(DATA LISTING)
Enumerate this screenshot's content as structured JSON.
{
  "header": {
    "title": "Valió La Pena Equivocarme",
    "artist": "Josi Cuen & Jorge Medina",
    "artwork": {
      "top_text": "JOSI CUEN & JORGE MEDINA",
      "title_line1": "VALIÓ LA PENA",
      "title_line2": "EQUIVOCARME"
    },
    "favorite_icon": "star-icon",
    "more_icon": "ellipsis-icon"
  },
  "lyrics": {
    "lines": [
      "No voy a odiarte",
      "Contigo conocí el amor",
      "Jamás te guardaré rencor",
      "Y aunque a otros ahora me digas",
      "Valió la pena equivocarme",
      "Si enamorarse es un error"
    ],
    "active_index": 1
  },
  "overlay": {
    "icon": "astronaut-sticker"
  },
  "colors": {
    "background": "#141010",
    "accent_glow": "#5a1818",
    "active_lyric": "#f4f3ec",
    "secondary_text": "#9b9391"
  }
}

(DIRECTIONS)
Scan the listing above. Collect all lines with the word "icon".

(SOLUTION)
    "favorite_icon": "star-icon",
    "more_icon": "ellipsis-icon"
    "icon": "astronaut-sticker"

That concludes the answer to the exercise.